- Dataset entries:
^^^^

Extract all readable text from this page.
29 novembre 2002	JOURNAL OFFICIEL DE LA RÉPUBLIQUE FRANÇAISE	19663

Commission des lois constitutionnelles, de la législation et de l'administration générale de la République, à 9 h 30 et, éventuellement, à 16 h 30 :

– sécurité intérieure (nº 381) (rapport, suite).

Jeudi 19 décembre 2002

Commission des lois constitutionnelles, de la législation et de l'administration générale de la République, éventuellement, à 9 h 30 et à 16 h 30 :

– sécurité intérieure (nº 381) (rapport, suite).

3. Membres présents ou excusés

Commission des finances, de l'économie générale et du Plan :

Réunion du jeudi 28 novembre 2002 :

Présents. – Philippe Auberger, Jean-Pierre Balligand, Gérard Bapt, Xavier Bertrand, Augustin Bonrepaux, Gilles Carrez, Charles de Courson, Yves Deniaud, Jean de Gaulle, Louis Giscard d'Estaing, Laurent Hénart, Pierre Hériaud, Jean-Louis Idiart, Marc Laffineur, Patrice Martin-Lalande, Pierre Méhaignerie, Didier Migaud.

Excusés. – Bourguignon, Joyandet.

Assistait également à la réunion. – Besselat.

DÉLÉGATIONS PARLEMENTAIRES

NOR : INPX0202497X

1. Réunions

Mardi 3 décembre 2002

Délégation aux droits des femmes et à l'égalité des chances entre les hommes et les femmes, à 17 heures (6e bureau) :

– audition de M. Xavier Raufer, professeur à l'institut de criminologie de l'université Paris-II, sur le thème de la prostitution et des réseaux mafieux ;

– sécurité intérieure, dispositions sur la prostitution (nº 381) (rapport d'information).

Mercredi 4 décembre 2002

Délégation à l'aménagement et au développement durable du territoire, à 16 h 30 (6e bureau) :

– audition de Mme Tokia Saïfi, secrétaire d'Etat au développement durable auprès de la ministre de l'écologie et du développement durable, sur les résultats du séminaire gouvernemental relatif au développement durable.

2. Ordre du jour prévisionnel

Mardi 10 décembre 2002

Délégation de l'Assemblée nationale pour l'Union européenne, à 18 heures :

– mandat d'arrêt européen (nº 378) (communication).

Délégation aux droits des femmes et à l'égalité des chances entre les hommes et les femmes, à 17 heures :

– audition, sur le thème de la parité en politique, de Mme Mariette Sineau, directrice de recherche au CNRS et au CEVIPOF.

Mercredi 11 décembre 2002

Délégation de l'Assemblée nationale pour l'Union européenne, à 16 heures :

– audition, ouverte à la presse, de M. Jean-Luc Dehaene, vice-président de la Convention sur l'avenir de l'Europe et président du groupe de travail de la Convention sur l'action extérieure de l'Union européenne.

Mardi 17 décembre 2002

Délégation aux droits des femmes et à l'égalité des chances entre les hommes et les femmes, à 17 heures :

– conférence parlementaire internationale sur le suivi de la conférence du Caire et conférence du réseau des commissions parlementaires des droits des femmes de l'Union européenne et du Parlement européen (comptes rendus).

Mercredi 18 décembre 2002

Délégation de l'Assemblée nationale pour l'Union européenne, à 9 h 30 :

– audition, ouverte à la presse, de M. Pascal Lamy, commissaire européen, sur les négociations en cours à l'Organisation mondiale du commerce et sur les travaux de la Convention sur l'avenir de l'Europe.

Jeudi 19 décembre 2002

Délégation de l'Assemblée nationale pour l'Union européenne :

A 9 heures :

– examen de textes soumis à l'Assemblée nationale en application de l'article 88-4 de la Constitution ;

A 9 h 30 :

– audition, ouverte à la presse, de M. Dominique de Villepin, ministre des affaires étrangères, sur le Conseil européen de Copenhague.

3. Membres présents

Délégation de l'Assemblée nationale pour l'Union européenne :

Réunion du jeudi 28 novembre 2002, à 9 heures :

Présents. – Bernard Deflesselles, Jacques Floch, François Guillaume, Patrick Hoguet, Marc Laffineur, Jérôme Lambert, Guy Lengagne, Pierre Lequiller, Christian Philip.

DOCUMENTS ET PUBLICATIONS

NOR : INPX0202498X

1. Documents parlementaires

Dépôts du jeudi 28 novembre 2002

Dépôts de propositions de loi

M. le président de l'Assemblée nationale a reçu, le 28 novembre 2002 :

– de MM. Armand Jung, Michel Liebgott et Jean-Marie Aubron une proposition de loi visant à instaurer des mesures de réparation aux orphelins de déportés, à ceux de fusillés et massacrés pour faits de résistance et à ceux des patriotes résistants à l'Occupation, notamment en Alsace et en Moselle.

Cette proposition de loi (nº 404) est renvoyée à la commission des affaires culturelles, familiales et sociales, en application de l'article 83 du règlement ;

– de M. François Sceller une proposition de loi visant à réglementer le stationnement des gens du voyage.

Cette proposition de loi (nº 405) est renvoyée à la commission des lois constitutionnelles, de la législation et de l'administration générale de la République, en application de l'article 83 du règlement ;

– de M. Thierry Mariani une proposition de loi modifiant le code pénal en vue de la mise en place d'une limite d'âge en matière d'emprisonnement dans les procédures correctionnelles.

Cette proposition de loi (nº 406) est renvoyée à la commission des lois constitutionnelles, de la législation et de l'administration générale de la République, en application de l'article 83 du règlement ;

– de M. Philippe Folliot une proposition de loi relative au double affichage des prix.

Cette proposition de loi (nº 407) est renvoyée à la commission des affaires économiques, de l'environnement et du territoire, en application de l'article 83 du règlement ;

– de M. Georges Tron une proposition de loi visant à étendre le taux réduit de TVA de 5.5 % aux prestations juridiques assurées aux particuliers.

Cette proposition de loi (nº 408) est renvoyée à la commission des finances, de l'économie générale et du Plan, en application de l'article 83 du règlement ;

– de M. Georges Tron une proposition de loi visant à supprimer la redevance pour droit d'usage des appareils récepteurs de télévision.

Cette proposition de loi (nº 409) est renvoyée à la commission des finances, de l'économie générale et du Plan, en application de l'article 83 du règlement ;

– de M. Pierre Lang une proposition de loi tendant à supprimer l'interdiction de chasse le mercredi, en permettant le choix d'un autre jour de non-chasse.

^^^^

- Do this: From the records above, pull out every line containing the word "Assemblée".

- Result:
Délégation de l'Assemblée nationale pour l'Union européenne, à 18 heures :
Délégation de l'Assemblée nationale pour l'Union européenne, à 16 heures :
Délégation de l'Assemblée nationale pour l'Union européenne, à 9 h 30 :
Délégation de l'Assemblée nationale pour l'Union européenne :
– examen de textes soumis à l'Assemblée nationale en application de l'article 88-4 de la Constitution ;
Délégation de l'Assemblée nationale pour l'Union européenne :
M. le président de l'Assemblée nationale a reçu, le 28 novembre 2002 :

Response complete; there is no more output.